--- EXTRACTED DATA ---
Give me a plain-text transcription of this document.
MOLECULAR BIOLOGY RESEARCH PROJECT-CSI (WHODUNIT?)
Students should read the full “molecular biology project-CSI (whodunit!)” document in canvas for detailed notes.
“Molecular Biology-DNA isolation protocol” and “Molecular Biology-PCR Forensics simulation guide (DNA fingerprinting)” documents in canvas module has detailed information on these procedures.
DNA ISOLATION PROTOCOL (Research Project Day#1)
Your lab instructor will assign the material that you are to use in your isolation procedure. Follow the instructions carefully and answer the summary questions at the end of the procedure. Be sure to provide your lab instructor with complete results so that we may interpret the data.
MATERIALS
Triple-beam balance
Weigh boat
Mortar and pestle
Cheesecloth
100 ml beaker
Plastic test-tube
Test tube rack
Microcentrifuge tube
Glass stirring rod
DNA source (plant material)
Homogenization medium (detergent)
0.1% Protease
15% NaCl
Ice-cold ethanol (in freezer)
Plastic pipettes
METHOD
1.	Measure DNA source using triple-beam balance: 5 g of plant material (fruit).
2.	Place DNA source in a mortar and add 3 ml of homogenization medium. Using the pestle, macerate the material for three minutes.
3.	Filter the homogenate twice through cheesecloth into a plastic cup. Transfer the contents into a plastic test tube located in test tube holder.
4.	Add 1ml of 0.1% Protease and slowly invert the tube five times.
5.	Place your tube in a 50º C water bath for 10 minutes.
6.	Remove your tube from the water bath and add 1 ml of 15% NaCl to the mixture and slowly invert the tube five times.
---
Set down all of the data above, word for word.

Give me a plain-text transcription of this document.
MOLECULAR BIOLOGY RESEARCH PROJECT-CSI (WHODUNIT?)
Students should read the full “molecular biology project-CSI (whodunit!)” document in canvas for detailed notes.
“Molecular Biology-DNA isolation protocol” and “Molecular Biology-PCR Forensics simulation guide (DNA fingerprinting)” documents in canvas module has detailed information on these procedures.
DNA ISOLATION PROTOCOL (Research Project Day#1)
Your lab instructor will assign the material that you are to use in your isolation procedure. Follow the instructions carefully and answer the summary questions at the end of the procedure. Be sure to provide your lab instructor with complete results so that we may interpret the data.
MATERIALS
Triple-beam balance
Weigh boat
Mortar and pestle
Cheesecloth
100 ml beaker
Plastic test-tube
Test tube rack
Microcentrifuge tube
Glass stirring rod
DNA source (plant material)
Homogenization medium (detergent)
0.1% Protease
15% NaCl
Ice-cold ethanol (in freezer)
Plastic pipettes
METHOD
1.	Measure DNA source using triple-beam balance: 5 g of plant material (fruit).
2.	Place DNA source in a mortar and add 3 ml of homogenization medium. Using the pestle, macerate the material for three minutes.
3.	Filter the homogenate twice through cheesecloth into a plastic cup. Transfer the contents into a plastic test tube located in test tube holder.
4.	Add 1ml of 0.1% Protease and slowly invert the tube five times.
5.	Place your tube in a 50º C water bath for 10 minutes.
6.	Remove your tube from the water bath and add 1 ml of 15% NaCl to the mixture and slowly invert the tube five times.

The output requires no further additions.